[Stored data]
--------------------------------------------------

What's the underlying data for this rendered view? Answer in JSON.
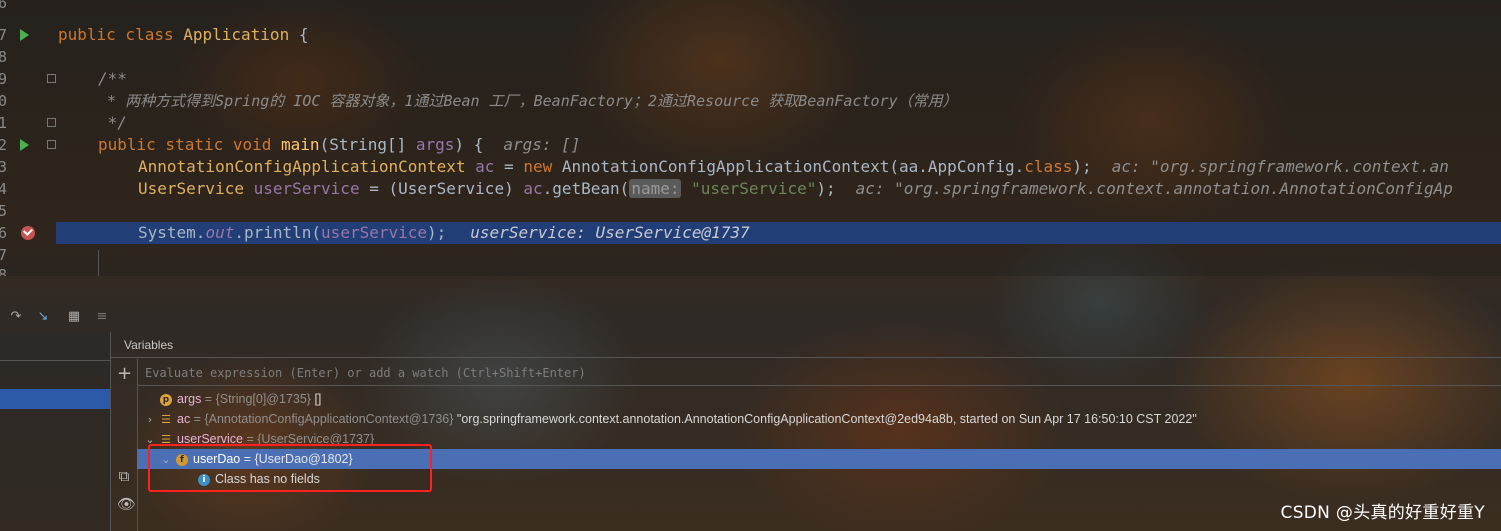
{
  "editor": {
    "lines": [
      {
        "num": "6"
      },
      {
        "num": "7",
        "p1": "public class ",
        "cls": "Application",
        "p2": " {"
      },
      {
        "num": "8"
      },
      {
        "num": "9",
        "text": "/**"
      },
      {
        "num": "0",
        "text": " * 两种方式得到Spring的 IOC 容器对象，1通过Bean 工厂，BeanFactory；2通过Resource 获取BeanFactory（常用）"
      },
      {
        "num": "1",
        "text": " */"
      },
      {
        "num": "2",
        "p1": "public static void ",
        "method": "main",
        "p2": "(String[] ",
        "param": "args",
        "p3": ") {",
        "inlay": "args: []"
      },
      {
        "num": "3",
        "cls": "AnnotationConfigApplicationContext",
        "sp": " ",
        "var": "ac",
        "p1": " = ",
        "kw": "new",
        "p2": " AnnotationConfigApplicationContext(aa.AppConfig.",
        "kw2": "class",
        "p3": ");",
        "inlay": "ac: \"org.springframework.context.an"
      },
      {
        "num": "4",
        "cls": "UserService",
        "sp": " ",
        "var": "userService",
        "p1": " = (UserService) ",
        "var2": "ac",
        "p2": ".getBean(",
        "hint": "name:",
        "str": " \"userService\"",
        "p3": ");",
        "inlay": "ac: \"org.springframework.context.annotation.AnnotationConfigAp"
      },
      {
        "num": "5"
      },
      {
        "num": "6",
        "p1": "System.",
        "field": "out",
        "p2": ".println(",
        "var": "userService",
        "p3": ");",
        "inlay": "userService: UserService@1737"
      },
      {
        "num": "7"
      },
      {
        "num": "8"
      }
    ]
  },
  "debug": {
    "variables_title": "Variables",
    "eval_placeholder": "Evaluate expression (Enter) or add a watch (Ctrl+Shift+Enter)",
    "rows": [
      {
        "name": "args",
        "ref": " = {String[0]@1735} ",
        "val": "[]"
      },
      {
        "name": "ac",
        "ref": " = {AnnotationConfigApplicationContext@1736} ",
        "val": "\"org.springframework.context.annotation.AnnotationConfigApplicationContext@2ed94a8b, started on Sun Apr 17 16:50:10 CST 2022\""
      },
      {
        "name": "userService",
        "ref": " = {UserService@1737}",
        "val": ""
      },
      {
        "name": "userDao",
        "ref": " = {UserDao@1802}",
        "val": ""
      },
      {
        "info": "Class has no fields"
      }
    ],
    "icons": {
      "toolbar": [
        "step-icon",
        "run-to-cursor-icon",
        "table-icon",
        "list-icon"
      ],
      "side": [
        "add-watch-icon",
        "copy-icon",
        "glasses-icon"
      ]
    }
  },
  "watermark": "CSDN @头真的好重好重Y",
  "colors": {
    "highlight": "#214283",
    "selected_row": "#4a6fb5",
    "red_box": "#ff2020",
    "breakpoint": "#c75450",
    "run": "#4caf50"
  }
}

--------------------------------------------------

**Instructions for the task**
Pictures are excluded; repeat every record exactly.

**Response**
What's the underlying data for this rendered view? Answer in JSON.
{
  "editor": {
    "lines": [
      {
        "num": "6"
      },
      {
        "num": "7",
        "p1": "public class ",
        "cls": "Application",
        "p2": " {"
      },
      {
        "num": "8"
      },
      {
        "num": "9",
        "text": "/**"
      },
      {
        "num": "0",
        "text": " * 两种方式得到Spring的 IOC 容器对象，1通过Bean 工厂，BeanFactory；2通过Resource 获取BeanFactory（常用）"
      },
      {
        "num": "1",
        "text": " */"
      },
      {
        "num": "2",
        "p1": "public static void ",
        "method": "main",
        "p2": "(String[] ",
        "param": "args",
        "p3": ") {",
        "inlay": "args: []"
      },
      {
        "num": "3",
        "cls": "AnnotationConfigApplicationContext",
        "sp": " ",
        "var": "ac",
        "p1": " = ",
        "kw": "new",
        "p2": " AnnotationConfigApplicationContext(aa.AppConfig.",
        "kw2": "class",
        "p3": ");",
        "inlay": "ac: \"org.springframework.context.an"
      },
      {
        "num": "4",
        "cls": "UserService",
        "sp": " ",
        "var": "userService",
        "p1": " = (UserService) ",
        "var2": "ac",
        "p2": ".getBean(",
        "hint": "name:",
        "str": " \"userService\"",
        "p3": ");",
        "inlay": "ac: \"org.springframework.context.annotation.AnnotationConfigAp"
      },
      {
        "num": "5"
      },
      {
        "num": "6",
        "p1": "System.",
        "field": "out",
        "p2": ".println(",
        "var": "userService",
        "p3": ");",
        "inlay": "userService: UserService@1737"
      },
      {
        "num": "7"
      },
      {
        "num": "8"
      }
    ]
  },
  "debug": {
    "variables_title": "Variables",
    "eval_placeholder": "Evaluate expression (Enter) or add a watch (Ctrl+Shift+Enter)",
    "rows": [
      {
        "name": "args",
        "ref": " = {String[0]@1735} ",
        "val": "[]"
      },
      {
        "name": "ac",
        "ref": " = {AnnotationConfigApplicationContext@1736} ",
        "val": "\"org.springframework.context.annotation.AnnotationConfigApplicationContext@2ed94a8b, started on Sun Apr 17 16:50:10 CST 2022\""
      },
      {
        "name": "userService",
        "ref": " = {UserService@1737}",
        "val": ""
      },
      {
        "name": "userDao",
        "ref": " = {UserDao@1802}",
        "val": ""
      },
      {
        "info": "Class has no fields"
      }
    ],
    "icons": {
      "toolbar": [
        "step-icon",
        "run-to-cursor-icon",
        "table-icon",
        "list-icon"
      ],
      "side": [
        "add-watch-icon",
        "copy-icon",
        "glasses-icon"
      ]
    }
  },
  "watermark": "CSDN @头真的好重好重Y",
  "colors": {
    "highlight": "#214283",
    "selected_row": "#4a6fb5",
    "red_box": "#ff2020",
    "breakpoint": "#c75450",
    "run": "#4caf50"
  }
}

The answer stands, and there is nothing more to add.